◆ Problem requirements: Copy out every line that contains the word "Mbit".
* start *
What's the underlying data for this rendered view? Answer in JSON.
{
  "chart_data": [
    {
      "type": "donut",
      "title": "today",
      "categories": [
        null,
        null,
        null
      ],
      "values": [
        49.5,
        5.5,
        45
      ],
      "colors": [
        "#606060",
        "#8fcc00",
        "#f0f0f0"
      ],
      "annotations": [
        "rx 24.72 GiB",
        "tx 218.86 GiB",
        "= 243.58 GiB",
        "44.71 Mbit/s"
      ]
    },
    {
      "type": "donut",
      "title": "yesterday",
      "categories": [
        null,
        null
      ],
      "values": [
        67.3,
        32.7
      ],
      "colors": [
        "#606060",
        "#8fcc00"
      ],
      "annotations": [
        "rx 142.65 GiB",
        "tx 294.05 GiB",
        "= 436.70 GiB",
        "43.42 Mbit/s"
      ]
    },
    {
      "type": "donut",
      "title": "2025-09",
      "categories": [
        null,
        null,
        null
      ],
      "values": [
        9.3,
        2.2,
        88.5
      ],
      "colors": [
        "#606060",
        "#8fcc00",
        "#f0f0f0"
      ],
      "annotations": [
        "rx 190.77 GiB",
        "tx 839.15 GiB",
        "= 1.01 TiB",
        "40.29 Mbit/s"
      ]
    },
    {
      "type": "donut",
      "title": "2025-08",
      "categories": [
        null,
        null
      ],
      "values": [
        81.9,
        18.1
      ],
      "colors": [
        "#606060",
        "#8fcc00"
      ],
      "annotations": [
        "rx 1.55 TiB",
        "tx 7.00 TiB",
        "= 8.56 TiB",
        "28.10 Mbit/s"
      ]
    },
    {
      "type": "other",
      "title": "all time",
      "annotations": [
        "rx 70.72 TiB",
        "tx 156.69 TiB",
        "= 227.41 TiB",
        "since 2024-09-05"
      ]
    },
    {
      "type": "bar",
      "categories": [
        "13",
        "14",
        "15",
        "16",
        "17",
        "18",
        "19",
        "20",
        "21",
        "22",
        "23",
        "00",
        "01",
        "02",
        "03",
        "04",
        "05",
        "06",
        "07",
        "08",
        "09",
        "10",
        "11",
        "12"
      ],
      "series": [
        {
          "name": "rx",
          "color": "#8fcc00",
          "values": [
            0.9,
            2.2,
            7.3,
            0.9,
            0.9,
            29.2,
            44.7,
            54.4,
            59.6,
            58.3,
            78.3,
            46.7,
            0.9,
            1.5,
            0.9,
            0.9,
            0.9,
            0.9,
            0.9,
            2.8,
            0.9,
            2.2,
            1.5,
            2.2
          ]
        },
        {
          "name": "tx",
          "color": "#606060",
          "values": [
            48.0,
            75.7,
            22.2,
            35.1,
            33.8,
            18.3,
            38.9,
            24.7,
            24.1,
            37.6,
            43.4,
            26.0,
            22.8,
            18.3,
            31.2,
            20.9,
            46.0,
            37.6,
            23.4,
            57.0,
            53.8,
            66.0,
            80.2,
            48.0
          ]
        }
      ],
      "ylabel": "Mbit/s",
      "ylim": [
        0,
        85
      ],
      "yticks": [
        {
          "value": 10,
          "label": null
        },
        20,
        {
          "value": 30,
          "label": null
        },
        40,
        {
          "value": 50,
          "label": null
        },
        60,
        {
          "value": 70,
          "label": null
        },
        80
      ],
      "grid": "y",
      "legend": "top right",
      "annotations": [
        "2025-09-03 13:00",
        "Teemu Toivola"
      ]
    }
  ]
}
* end *
◆ Result:
        "44.71 Mbit/s"
        "43.42 Mbit/s"
        "40.29 Mbit/s"
        "28.10 Mbit/s"
      "ylabel": "Mbit/s",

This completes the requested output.